Stated exercise — Copy each line containing the word "eachyear" from the records that follow, please.

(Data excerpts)
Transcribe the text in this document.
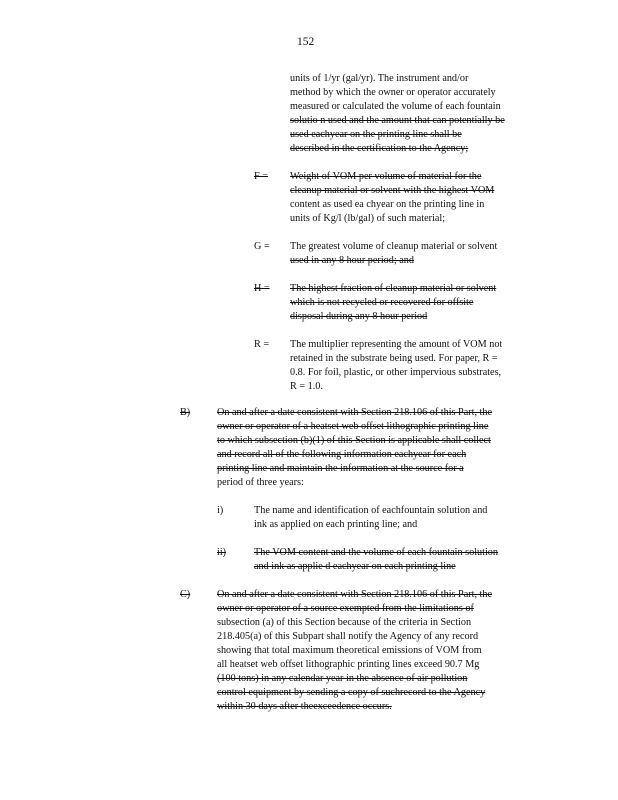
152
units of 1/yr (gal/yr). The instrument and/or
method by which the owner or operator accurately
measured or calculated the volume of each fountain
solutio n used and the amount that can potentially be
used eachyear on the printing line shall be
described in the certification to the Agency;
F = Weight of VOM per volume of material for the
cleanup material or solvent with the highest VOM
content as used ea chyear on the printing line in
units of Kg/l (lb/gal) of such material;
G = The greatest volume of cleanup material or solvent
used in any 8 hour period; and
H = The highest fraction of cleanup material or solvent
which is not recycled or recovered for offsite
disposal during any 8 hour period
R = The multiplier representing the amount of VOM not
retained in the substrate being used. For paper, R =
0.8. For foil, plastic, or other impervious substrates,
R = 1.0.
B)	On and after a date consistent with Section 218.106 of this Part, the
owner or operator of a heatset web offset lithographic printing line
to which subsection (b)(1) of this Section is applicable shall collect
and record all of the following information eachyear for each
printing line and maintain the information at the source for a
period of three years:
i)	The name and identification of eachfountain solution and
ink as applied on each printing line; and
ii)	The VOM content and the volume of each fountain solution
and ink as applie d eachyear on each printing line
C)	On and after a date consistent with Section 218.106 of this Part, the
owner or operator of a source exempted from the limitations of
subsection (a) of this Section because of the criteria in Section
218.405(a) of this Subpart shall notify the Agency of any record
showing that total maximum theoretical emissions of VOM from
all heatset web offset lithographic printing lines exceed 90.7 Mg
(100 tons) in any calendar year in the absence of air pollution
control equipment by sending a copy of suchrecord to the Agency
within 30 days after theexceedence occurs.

Answer to the exercise —
used eachyear on the printing line shall be
and record all of the following information eachyear for each
and ink as applie d eachyear on each printing line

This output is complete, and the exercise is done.